- [EXERCISE A]: In the article on device age and eCommerce, list the features that it says newer mobile phones, excluding budget models, tend to have.
- [EXERCISE B]: Carry on the article on device age and eCommerce from the point where it stops.

----- TEXT SECTION

How old are the devices visiting your website/app? Year of release is strong indicator of device capabilities and particular specifications, yet it’s rarely mentioned. Newer manufactured mobile phones (excluding budget models) tend to have more RAM, faster processors, higher cellular generation, and better screen resolution. All of these factors can impact how eCommerce webpages are shown to visitors.

Some important questions to ask might be:

    1. Is the content that you serve image heavy?
    2. Do you know what your average page weight is?
    3. How does your site load on a Samsung Galaxy A3 (2014) with 4 cores and 4G capabilities, compared to a Samsung Galaxy A23 (2022) with 8 cores and 5G availability?

The user experience can differ hugely when it comes to image loading and video rendering – activities that are commonplace on eCommerce websites. Unoptimized images are also the worst offenders of page bloat, often unbeknownst to site owners.

DeviceAtlas Traffic Graph

Responsive vs adaptive design

It’s also important to note that responsive design, while it may seem like the answer for optimization across multiple devices, does not change the page size per device. So if the Samsung Galaxy A3 user is visiting a retailer’s website, although the design may be responsive for mobile, the page weight will be no different than what it is for the more powerful device, the Galaxy A23.

None of the 200+ articles we analysed mentioned this, nor was there any encouragement to choose adaptive website design (AWD) vs a responsive website design (RWD). Load times are dramatically reduced with AWD, yet this is hardly talked about when it comes to eCommerce web design – perhaps even ironic was the fact that, while 11% of the articles we analyzed claim websites crashing / latency issues directly contribute to cart abandonment, none mentioned the fact that RWD serves the exact same content across all devices despite the fact that they have varying capabilities, and could actually make matters worse.

Adaptive vs Responsive design

Key takeaway: Year of release is a good indicator of performance and an opportunity to establish a correlation between cart abandons and device used. Also consider the benefits of AWD over RWD to ensure visitor are getting the best experience possible dependent on the device they’re using.

Which OS version is it running on?

Unlike Apple’s iOS, which is far more easily maintained and controlled, the Android hardware space is very fragmented – according to Device Map data, there are 25,000 unique Android mobile phones and tablets in the world from 1,448 different manufacturers. This makes keeping up with OS versions incredibly tricky for app developers!

----------
----- RECORD EXCERPTS

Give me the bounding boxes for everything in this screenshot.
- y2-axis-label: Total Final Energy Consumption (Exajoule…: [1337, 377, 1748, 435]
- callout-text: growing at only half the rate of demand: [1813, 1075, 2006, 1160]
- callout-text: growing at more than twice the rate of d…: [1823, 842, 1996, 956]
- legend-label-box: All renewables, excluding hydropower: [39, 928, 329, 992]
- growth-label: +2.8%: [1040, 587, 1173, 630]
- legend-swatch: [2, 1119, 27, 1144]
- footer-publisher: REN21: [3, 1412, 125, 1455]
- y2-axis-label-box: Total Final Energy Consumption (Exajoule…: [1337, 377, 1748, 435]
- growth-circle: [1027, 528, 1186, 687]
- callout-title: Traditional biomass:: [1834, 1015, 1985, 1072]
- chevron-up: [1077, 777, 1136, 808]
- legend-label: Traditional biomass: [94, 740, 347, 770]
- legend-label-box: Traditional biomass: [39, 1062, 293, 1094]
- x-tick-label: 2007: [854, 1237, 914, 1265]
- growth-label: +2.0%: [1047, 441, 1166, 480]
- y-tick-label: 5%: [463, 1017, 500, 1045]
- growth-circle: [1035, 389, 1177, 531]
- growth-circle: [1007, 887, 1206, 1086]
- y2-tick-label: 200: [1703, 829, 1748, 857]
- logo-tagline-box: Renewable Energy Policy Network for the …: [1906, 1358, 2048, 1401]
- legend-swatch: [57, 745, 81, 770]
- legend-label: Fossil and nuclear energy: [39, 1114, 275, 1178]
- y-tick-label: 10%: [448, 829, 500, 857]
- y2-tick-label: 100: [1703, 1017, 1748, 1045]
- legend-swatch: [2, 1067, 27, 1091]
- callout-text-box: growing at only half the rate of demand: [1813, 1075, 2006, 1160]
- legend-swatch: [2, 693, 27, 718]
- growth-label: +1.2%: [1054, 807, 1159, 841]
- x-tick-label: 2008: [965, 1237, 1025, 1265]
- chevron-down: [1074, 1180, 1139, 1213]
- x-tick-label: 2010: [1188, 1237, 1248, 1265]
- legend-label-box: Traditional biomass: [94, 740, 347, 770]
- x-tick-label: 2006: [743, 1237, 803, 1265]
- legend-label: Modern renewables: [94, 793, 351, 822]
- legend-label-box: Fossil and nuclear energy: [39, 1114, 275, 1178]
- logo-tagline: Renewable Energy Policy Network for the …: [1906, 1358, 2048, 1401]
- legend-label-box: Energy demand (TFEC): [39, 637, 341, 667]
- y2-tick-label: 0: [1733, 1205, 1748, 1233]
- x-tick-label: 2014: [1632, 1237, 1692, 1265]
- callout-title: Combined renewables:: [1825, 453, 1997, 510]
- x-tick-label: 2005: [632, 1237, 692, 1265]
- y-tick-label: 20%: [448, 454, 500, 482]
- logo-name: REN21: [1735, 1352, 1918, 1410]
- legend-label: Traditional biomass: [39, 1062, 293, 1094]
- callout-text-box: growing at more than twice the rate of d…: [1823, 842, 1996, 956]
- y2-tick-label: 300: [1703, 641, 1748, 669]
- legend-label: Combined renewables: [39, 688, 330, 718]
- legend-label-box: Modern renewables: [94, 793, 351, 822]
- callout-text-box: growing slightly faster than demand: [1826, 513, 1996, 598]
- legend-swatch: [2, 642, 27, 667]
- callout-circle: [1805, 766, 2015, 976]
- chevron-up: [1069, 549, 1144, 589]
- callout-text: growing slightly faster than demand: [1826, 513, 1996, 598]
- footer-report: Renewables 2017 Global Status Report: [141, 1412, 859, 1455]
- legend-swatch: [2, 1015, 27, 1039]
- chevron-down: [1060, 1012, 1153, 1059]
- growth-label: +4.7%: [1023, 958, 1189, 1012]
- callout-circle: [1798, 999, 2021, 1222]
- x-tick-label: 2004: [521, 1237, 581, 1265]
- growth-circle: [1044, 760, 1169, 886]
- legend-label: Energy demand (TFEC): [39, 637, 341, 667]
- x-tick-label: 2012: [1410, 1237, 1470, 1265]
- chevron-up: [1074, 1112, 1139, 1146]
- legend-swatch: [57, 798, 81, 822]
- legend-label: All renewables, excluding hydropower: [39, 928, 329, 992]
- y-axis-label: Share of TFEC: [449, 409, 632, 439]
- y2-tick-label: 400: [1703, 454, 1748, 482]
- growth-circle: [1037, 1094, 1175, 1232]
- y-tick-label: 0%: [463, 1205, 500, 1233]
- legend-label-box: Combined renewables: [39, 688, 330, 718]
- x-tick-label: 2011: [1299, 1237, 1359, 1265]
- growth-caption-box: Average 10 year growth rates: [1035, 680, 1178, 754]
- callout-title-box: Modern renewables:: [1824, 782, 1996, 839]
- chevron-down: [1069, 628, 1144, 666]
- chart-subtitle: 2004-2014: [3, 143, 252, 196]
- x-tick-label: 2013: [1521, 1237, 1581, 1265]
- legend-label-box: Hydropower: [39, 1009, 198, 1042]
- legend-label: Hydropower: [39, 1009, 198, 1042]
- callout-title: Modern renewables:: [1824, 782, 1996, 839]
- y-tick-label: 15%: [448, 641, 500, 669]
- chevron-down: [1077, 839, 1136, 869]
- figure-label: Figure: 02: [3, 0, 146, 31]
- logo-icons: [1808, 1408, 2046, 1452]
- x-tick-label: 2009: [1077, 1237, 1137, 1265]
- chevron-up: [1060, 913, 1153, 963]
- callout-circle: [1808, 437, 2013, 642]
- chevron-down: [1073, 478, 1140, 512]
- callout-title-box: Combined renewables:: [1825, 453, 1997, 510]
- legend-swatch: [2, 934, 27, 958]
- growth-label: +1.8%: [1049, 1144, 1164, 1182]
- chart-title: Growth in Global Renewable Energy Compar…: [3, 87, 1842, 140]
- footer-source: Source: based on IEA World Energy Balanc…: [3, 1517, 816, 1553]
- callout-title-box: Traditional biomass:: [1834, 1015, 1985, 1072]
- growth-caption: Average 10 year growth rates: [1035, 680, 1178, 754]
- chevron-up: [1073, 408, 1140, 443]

----------

- [WRITTEN REPLY A]:
More RAM
Faster processors
Higher cellular generation
Better screen resolution

- [WRITTEN REPLY B]:
Some visitors who use an Android device and experience app crashes or high latency may have an older OS version that needs to be updated. Without knowledge of the OS version from the device, it’s impossible for app developers to know whether OS version may be causing performance issues for the visitor. Despite this, we know that app crashes are certainly a reason for visitors to abandon carts – even delays as brief as 100 milliseconds can increase mobile bounce rates by 50%. One article in particular we analyzed, which mentions crashes/latency as one of 8 drivers of cart abandonment, made specific reference to cross-browser and cross-device testing to check compatibility. Wouldn’t it be great if you could pinpoint which devices were experiencing app crashes. identify any potential bugs/issues from the OS version running it and then notify that user to inform them that they should update their OS for a better experience using your app?

update OS version

Key takeaway: Knowing the OS version of devices using apps may be extremely beneficial when crashes/high latency occurs. Developers get much better visibility on where certain issues lie and whether the problem may be internal or related to device incompatibility due to outdated OS versions.


Knowledge of the device is critical in understanding eCommerce cart abandonment. So much of the research carried out on this topic mentions the impact that the device has on cart abandonment, yet very little about the actual devices themselves seems to be explored. Retailers have a real opportunity to reduce cart abandonment by asking the above questions and establishing a connection between those and the devices that do not convert. Remember, users and devices are not independent of one another.